## Supplied material
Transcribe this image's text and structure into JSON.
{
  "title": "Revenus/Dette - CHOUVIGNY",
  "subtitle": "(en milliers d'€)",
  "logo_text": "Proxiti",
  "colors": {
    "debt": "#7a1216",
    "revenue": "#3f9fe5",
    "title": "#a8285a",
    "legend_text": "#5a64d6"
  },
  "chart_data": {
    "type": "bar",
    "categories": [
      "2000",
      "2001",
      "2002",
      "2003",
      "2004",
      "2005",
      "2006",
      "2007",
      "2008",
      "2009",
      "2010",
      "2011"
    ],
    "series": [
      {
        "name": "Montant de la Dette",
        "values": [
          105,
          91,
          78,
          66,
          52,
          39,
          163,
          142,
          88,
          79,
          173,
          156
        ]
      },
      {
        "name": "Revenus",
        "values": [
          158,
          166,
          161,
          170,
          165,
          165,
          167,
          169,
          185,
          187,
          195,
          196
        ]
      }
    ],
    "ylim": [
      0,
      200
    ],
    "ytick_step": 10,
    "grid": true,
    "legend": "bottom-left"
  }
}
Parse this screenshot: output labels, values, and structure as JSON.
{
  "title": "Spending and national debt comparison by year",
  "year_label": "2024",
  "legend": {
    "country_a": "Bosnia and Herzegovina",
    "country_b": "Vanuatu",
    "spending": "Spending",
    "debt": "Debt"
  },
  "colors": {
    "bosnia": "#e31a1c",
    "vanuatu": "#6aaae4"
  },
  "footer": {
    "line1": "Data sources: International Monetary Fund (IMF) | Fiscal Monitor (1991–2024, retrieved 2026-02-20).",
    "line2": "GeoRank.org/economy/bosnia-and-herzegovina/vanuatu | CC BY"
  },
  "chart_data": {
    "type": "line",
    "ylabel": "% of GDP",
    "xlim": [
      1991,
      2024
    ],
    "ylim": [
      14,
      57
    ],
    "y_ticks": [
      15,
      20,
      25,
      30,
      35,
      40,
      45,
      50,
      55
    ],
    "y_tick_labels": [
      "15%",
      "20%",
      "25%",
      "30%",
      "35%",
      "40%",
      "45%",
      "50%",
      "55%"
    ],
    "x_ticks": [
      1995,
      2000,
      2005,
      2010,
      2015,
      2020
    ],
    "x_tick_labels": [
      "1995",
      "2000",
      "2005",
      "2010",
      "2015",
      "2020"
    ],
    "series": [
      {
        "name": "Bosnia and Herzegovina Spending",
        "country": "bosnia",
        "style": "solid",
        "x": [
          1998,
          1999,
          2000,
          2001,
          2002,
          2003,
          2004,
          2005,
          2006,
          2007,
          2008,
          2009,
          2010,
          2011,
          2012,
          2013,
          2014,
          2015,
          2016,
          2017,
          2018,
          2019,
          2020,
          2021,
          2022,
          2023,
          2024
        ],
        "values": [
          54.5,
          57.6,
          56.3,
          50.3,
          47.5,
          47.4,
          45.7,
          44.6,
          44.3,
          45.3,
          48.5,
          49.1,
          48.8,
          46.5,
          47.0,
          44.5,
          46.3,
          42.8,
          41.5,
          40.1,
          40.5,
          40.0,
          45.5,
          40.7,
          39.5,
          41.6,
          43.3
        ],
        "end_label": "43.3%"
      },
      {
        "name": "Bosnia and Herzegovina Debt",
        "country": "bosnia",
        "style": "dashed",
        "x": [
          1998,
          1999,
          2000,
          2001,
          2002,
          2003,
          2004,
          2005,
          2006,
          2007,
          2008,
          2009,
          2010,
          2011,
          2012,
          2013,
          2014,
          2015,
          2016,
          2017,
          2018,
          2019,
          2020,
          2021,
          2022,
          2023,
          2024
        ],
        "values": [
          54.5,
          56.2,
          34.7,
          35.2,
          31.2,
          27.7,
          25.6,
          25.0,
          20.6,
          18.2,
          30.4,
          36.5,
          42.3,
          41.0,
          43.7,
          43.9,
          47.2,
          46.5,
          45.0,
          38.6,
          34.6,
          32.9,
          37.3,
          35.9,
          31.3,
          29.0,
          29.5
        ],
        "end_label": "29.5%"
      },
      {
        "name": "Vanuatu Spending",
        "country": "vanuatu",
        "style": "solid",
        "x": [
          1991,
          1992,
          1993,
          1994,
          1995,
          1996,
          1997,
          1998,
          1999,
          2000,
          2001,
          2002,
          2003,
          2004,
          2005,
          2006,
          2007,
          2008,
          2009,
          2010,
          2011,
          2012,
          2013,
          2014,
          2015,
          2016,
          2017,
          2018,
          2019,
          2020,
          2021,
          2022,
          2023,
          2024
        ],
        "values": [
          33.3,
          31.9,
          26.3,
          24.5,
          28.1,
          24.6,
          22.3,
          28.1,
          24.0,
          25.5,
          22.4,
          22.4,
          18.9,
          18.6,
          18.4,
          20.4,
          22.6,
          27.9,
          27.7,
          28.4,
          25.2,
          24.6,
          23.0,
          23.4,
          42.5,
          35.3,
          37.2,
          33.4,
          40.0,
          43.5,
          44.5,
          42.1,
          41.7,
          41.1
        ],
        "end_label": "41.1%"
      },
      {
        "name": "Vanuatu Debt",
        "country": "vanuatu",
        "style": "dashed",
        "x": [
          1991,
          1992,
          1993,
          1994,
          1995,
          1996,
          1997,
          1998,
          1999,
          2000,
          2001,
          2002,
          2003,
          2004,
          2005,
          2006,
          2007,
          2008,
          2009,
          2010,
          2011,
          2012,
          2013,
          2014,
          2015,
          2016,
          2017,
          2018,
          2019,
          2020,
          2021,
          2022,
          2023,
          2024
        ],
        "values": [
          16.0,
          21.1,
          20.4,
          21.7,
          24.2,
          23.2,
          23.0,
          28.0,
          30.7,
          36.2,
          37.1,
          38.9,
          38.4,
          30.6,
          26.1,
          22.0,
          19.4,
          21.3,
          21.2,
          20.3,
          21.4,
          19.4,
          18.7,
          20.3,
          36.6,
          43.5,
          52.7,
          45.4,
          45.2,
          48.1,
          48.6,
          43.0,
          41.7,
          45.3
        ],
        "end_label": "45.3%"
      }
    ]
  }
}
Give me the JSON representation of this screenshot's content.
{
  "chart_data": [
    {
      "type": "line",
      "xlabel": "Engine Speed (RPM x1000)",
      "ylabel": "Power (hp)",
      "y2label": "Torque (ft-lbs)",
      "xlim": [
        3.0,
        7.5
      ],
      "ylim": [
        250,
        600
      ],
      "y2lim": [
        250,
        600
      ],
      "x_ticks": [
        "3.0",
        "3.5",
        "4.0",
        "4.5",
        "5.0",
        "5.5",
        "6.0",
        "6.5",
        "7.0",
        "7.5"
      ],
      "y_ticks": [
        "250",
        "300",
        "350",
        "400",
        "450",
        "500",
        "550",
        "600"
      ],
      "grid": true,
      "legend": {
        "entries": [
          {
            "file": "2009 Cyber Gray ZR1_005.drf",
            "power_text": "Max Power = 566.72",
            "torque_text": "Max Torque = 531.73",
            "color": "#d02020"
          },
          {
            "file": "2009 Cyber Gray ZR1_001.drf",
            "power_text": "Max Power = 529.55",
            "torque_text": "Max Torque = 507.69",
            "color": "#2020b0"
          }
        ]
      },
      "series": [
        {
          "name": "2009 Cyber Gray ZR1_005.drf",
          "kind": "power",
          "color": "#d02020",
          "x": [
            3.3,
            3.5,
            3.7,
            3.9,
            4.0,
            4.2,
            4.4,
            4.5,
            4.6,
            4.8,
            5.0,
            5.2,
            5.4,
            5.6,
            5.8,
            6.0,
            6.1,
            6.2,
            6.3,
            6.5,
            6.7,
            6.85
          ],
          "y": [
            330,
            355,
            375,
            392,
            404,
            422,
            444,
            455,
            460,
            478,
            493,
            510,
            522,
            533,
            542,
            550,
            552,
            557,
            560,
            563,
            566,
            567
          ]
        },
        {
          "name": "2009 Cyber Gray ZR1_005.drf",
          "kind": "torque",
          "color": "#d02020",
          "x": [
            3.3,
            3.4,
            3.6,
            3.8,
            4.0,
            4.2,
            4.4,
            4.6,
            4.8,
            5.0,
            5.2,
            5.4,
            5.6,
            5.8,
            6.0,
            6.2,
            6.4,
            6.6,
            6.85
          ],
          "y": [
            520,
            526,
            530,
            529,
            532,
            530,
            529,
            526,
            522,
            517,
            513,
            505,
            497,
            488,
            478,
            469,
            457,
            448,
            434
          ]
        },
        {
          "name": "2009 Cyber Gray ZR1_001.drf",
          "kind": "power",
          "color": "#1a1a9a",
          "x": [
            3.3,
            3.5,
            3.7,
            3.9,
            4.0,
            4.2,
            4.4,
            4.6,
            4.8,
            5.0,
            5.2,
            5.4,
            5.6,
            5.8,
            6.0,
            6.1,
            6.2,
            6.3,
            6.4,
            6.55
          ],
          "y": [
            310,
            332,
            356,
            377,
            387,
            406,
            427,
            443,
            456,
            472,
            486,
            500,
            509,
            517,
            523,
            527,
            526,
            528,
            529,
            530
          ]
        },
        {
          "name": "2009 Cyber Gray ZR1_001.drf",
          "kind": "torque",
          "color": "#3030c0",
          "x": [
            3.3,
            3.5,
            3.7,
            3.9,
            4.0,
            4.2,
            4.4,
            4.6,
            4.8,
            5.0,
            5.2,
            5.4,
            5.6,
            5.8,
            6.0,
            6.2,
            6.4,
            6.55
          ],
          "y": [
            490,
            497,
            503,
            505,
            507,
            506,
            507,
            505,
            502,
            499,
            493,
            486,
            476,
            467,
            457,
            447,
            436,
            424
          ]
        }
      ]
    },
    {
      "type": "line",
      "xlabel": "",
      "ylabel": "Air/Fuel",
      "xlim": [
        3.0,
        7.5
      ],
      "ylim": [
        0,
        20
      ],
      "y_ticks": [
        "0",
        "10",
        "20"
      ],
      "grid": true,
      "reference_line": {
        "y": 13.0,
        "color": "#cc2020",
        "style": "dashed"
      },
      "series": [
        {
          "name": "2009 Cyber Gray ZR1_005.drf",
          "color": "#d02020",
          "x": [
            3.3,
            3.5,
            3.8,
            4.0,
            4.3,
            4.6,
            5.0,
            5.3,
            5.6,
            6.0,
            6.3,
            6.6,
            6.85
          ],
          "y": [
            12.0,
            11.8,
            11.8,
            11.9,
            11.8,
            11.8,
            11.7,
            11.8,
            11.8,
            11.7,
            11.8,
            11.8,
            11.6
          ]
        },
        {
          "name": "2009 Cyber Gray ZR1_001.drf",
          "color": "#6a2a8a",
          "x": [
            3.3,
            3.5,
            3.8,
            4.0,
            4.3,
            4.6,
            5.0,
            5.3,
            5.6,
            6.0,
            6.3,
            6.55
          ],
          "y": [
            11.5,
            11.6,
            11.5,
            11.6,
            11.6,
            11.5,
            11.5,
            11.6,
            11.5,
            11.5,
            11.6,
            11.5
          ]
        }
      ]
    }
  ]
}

## Short exercise
Each line in the material either holds the string "Spending" or does not. State how many do, and nothing else.

## Exercise answer
4